Drawing a pen with a brush

Apart from these publications, writers contribute short texts on art and artists to newspapers, magazines and catalogues. In Urdu they have included Faiz Ahmed Faiz, Quratulain Hyder, Intezar Hussain and Shafi Aqeel. Writing of this kind is generally different from reviews by other art critics or historians because here a creative individual reflects upon practice of someone else in a different format. Another quality that elevates these texts above usual writings on art is that these scribes are known, respected and admired for their skill, grip and ingenuity with words.

On the other side, visual artists have portrayed writers in their drawings, paintings and sculptures. The fame, following and audience of a writer often is far larger than that of an image maker. Every school-going child studies language and literature, and gets introduced to works of fiction, poetry and prose. People read, recite or sing poems for pleasure. Thus it is more probable that the visual artists’ awareness of authors of their times or from the past is wider compared to a writer’s knowledge of pictorial expressions. In societies like Pakistan, poets are often better recognised than painters and other practitioners of art.

Writers are often represented in works of art. AR Chughtai, a writer of short fiction and prose on the side, painted a delicate portrait of Allama Iqbal – an extension of his watercolours on the verses of the poet. Chughtai’s portrayal of Iqbal is distinct from other artists who attempted the same subject. Since Chughtai was friends with literary figures of his era, and attended their meetings, he depicted Iqbal more as a poet than an embodiment of nationalism.

Allama Iqbal has been regularly rendered by artists of the Islamic Republic. In 1982, an exhibition on Iqbal was opened at the National College of Arts, in which students and faculty participated. In our government schools and state organisations, competitions are frequently held in drawing the national poet’s portrait. Saeed Akhtar, the celebrated artist (more famous for his canvases of the Quaid-i-Azam) has painted Allama Iqbal for similar reasons. He has also produced a number of portraits of contemporary writers who posed for him. These included the poet Salahuddin Mehmood (1984) and travel- and fiction-writer Mustansar Hussain Tarar (1991).

Saeed Akhtar also produced a remarkable portrait of Faiz Ahmed Faiz in 1990 (six years after the poet’s death). The flow of lines, the glow of tawny hues and the likeness of the great bard captured in a few marks turned it into a painter’s tribute. Other artists (including Ali Imam) in painting Faiz’s portraiture paid homage to the creator of magnificent verses. Usually when an artist represents a writer, whether through his/ her features or literature, it’s a form of tribute. Sadequain sketched remarkable drawings of Faiz Ahmed Faiz and Hafiz Hoshiarpuri. He also depicted Iqbal’s face as well as his poems, and a series of visuals highlighting the poet’s ideas.
• • • •
* [BRIEF A]:
Decide whether each statement agrees with the text about writers and visual artists. Answer yes or no, and quote the words of the text that settle it.
(i) Saeed Akhtar painted his portrait of Faiz Ahmed Faiz while the poet was still alive.
(ii) An exhibition on Iqbal opened at the National College of Arts in 1982.
(iii) In societies like Pakistan, painters are usually better known than poets.
* [BRIEF B]: In the rows, rewrite the lines that begin at the line with "Itemize the components" and end after the line with "table-bottom-rule [52, 306, 685, 307]". Replace "table-cell" with "grid-cell", change nothing else, and leave out the picture.
The rows that come after this text are unrelated to it.

* [DATASET RECORDS]:
• • • •
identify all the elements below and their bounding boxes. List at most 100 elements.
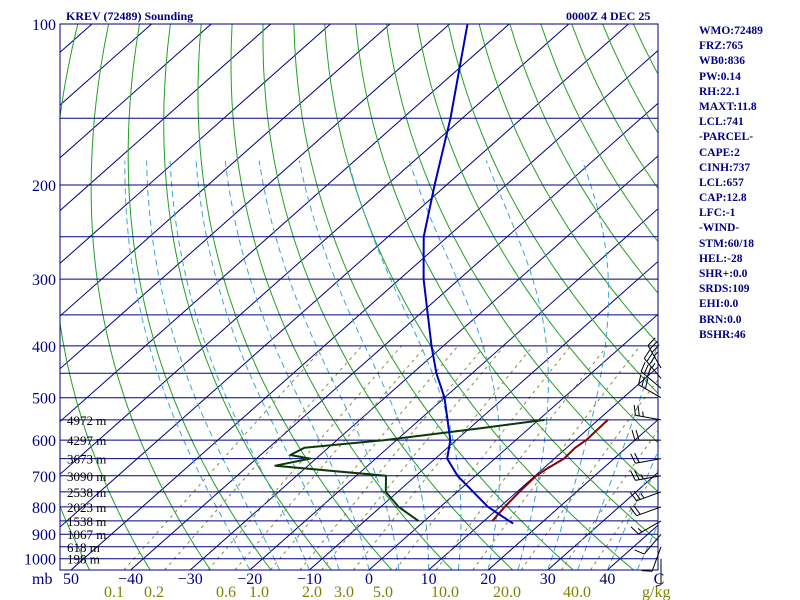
• • • •
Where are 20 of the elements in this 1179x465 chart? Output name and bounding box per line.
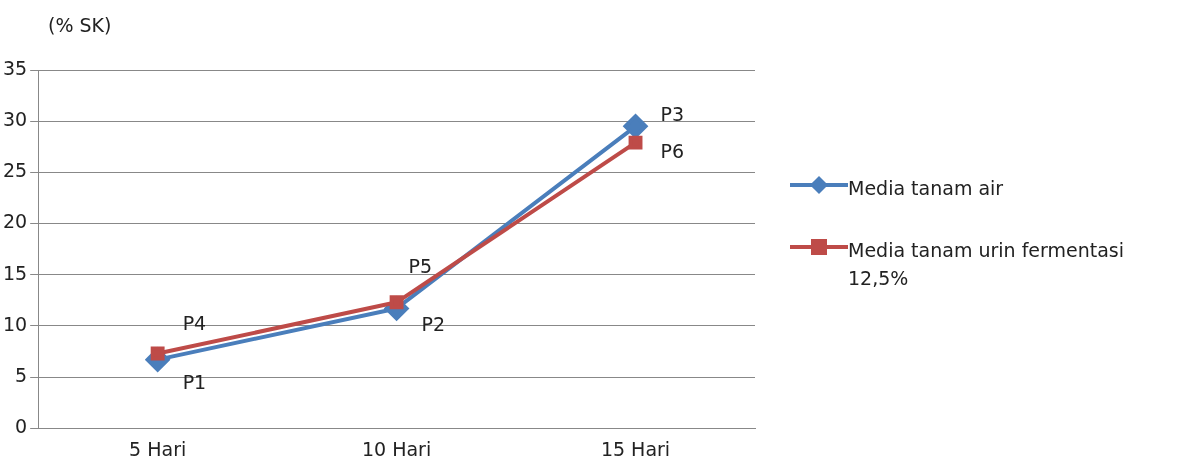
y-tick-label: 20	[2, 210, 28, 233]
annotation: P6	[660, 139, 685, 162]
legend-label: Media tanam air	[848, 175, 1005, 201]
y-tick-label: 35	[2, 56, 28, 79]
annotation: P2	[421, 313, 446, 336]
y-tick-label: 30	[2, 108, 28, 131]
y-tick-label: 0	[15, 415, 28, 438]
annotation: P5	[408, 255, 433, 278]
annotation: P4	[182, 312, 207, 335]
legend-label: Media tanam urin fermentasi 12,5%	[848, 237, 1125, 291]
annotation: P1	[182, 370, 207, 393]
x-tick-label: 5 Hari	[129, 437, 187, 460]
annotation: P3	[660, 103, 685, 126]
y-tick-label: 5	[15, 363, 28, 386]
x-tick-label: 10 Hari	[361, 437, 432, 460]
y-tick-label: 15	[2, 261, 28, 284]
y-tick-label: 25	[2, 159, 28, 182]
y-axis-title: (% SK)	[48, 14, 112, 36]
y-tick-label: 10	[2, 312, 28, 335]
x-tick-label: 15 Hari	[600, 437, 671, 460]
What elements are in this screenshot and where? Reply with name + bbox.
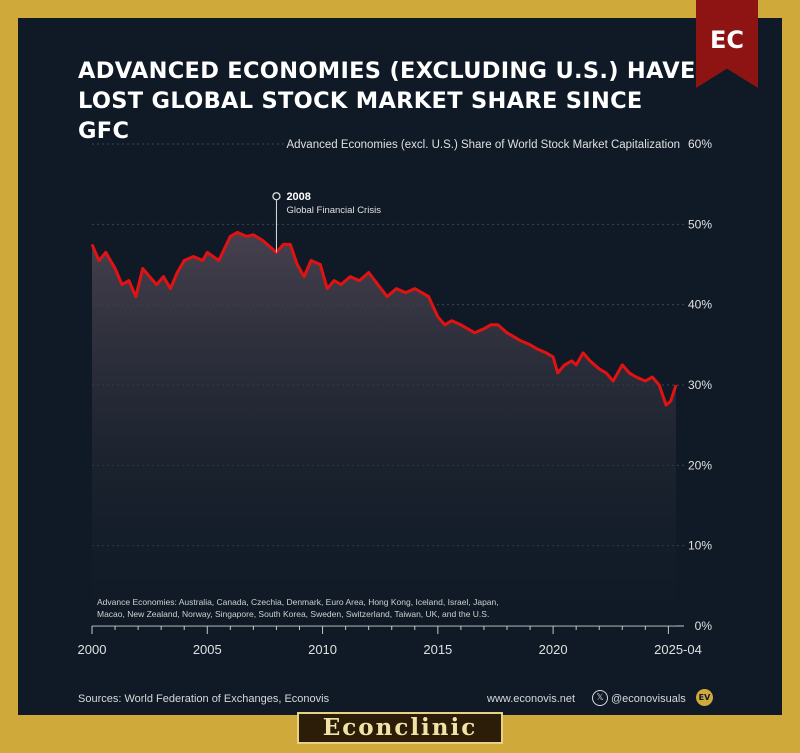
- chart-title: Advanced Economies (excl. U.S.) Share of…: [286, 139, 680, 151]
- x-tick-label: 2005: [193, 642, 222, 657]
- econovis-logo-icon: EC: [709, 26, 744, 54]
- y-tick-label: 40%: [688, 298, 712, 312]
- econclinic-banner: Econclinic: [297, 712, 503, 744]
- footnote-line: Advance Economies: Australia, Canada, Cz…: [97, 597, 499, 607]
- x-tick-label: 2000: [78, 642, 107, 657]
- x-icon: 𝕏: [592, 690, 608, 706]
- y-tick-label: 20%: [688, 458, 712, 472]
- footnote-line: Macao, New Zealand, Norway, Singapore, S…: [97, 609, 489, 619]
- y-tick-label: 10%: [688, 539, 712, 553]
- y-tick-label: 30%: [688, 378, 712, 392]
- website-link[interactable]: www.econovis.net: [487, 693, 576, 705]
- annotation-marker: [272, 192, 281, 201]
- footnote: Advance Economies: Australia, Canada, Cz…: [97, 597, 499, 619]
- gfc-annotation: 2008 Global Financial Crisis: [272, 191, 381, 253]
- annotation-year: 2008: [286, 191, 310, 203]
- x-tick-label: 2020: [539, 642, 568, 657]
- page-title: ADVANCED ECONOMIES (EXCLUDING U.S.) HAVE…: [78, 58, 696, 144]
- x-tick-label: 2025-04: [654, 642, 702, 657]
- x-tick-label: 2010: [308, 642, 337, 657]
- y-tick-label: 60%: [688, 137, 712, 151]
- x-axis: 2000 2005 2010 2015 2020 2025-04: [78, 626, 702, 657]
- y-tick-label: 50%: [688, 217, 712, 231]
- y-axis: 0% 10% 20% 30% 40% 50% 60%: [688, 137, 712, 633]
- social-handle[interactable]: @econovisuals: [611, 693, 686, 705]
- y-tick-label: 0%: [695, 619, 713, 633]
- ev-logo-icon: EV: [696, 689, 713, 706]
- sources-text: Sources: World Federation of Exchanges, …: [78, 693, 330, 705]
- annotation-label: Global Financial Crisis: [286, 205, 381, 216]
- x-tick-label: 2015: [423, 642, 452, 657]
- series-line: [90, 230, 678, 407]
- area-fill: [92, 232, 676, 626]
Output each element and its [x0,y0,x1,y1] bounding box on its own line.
• • • •
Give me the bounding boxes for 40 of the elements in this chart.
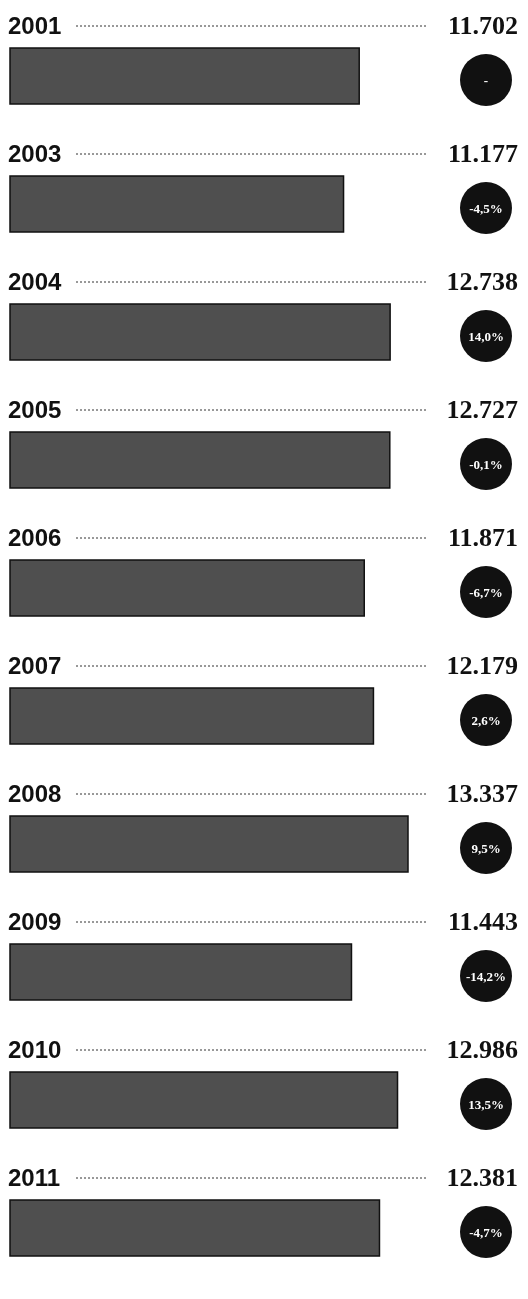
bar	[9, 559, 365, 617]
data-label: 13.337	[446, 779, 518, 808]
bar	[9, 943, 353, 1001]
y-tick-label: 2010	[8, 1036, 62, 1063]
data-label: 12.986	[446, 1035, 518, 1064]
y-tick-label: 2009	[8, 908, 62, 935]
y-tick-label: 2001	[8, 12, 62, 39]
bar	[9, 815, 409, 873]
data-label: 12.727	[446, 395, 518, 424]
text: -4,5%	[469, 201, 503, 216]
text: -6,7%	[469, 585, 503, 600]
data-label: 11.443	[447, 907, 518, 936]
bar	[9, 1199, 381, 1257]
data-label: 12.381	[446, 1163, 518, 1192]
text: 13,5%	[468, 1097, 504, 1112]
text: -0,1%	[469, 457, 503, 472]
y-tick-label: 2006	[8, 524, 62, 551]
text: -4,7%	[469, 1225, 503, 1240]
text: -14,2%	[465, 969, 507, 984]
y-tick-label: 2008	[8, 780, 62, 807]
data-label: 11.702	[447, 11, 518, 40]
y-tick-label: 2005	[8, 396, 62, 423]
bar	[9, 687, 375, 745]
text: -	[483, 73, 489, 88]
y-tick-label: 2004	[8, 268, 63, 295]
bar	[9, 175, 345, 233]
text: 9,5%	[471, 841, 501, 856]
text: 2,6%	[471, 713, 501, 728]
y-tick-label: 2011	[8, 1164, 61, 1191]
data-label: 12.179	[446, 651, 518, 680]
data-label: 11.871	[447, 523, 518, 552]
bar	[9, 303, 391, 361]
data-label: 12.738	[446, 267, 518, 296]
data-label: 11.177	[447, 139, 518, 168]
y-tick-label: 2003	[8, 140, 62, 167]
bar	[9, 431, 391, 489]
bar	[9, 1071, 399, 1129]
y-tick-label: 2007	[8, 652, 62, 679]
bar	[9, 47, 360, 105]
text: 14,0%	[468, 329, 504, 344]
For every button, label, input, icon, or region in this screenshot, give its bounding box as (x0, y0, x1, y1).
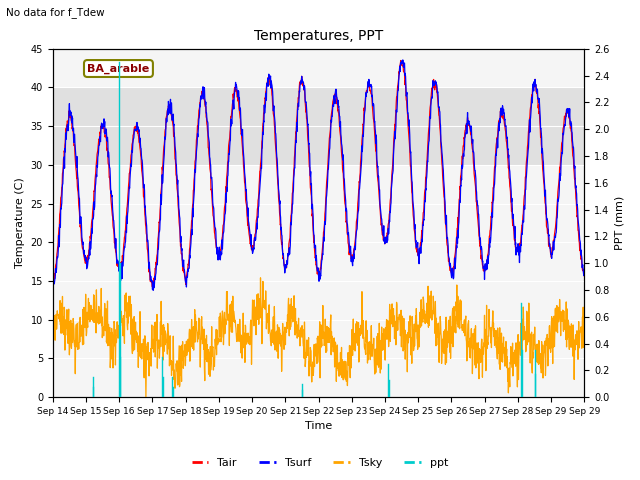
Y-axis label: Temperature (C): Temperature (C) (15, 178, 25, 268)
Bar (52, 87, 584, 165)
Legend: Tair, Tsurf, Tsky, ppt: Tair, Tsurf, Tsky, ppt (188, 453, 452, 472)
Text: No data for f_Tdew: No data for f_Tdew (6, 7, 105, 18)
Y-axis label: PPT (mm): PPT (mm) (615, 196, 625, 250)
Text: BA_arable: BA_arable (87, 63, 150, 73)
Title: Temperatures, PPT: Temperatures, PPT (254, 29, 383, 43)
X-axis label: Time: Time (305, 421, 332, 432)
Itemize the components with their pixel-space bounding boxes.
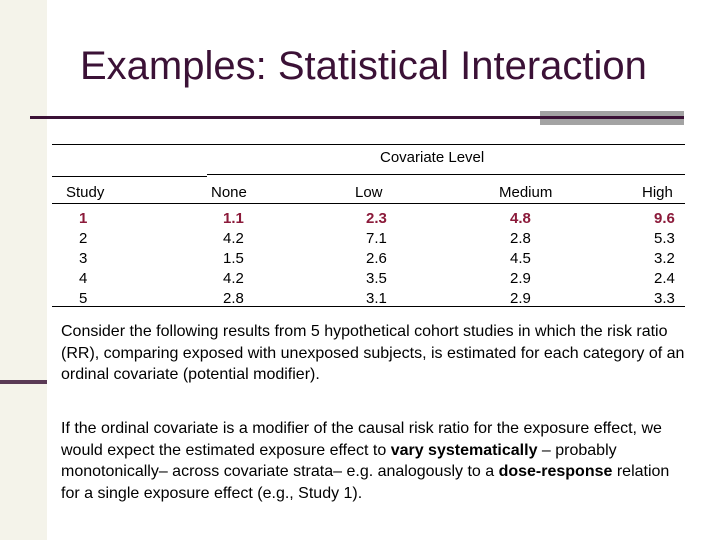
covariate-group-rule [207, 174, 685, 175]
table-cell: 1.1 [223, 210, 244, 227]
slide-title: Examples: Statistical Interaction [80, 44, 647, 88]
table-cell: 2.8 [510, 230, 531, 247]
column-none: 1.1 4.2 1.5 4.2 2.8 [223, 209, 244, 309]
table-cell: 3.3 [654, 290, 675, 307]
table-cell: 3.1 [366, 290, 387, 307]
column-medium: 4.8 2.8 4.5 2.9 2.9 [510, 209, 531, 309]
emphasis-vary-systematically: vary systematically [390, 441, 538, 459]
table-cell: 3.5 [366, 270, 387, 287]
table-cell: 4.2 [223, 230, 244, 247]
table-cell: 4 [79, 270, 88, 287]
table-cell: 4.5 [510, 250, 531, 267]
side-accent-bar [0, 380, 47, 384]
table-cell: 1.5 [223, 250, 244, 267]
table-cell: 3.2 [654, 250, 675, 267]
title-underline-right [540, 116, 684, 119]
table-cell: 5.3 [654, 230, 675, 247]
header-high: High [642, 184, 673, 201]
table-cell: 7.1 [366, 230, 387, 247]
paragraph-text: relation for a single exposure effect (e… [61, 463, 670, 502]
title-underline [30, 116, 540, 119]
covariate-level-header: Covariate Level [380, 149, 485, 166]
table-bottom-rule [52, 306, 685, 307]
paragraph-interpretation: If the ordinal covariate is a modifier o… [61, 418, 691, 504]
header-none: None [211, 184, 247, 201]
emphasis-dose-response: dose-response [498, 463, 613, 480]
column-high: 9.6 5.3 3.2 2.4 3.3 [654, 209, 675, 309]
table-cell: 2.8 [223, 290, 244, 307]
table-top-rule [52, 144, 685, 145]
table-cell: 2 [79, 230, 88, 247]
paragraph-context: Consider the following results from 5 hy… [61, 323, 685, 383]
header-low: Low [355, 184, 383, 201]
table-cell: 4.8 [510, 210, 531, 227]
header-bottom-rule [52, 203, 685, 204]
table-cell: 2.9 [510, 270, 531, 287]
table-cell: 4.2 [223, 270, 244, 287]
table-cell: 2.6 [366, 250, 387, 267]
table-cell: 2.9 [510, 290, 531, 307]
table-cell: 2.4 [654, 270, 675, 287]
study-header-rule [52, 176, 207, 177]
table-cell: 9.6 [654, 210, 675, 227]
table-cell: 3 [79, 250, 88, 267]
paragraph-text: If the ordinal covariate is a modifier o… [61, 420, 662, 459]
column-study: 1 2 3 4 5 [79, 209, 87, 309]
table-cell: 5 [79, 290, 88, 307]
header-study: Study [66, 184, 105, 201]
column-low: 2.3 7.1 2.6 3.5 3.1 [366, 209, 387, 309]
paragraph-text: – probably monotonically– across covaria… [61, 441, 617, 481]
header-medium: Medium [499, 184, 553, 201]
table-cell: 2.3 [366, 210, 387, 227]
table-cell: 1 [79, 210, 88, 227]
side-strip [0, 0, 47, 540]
• • • •
* [ANSWER A]:
(i) No: "in 1990 (six years after the poet’s death)"
(ii) Yes: "In 1982, an exhibition on Iqbal was opened at the National College of Arts"
(iii) No: "In societies like Pakistan, poets are often better recognised than painters and other practitioners of art."

* [ANSWER B]:
Itemize the components with their pixel-space bounding boxes.
covariate-group-rule [207, 174, 685, 175]
grid-cell: 1.1 [223, 210, 244, 227]
slide-title: Examples: Statistical Interaction [80, 44, 647, 88]
grid-cell: 2.8 [510, 230, 531, 247]
column-none: 1.1 4.2 1.5 4.2 2.8 [223, 209, 244, 309]
grid-cell: 3.3 [654, 290, 675, 307]
grid-cell: 3.1 [366, 290, 387, 307]
column-medium: 4.8 2.8 4.5 2.9 2.9 [510, 209, 531, 309]
emphasis-vary-systematically: vary systematically [390, 441, 538, 459]
grid-cell: 3.5 [366, 270, 387, 287]
grid-cell: 4.2 [223, 230, 244, 247]
grid-cell: 4 [79, 270, 88, 287]
grid-cell: 4.5 [510, 250, 531, 267]
side-accent-bar [0, 380, 47, 384]
grid-cell: 1.5 [223, 250, 244, 267]
grid-cell: 3.2 [654, 250, 675, 267]
title-underline-right [540, 116, 684, 119]
grid-cell: 5.3 [654, 230, 675, 247]
header-high: High [642, 184, 673, 201]
grid-cell: 7.1 [366, 230, 387, 247]
paragraph-text: relation for a single exposure effect (e… [61, 463, 670, 502]
title-underline [30, 116, 540, 119]
covariate-level-header: Covariate Level [380, 149, 485, 166]
table-bottom-rule [52, 306, 685, 307]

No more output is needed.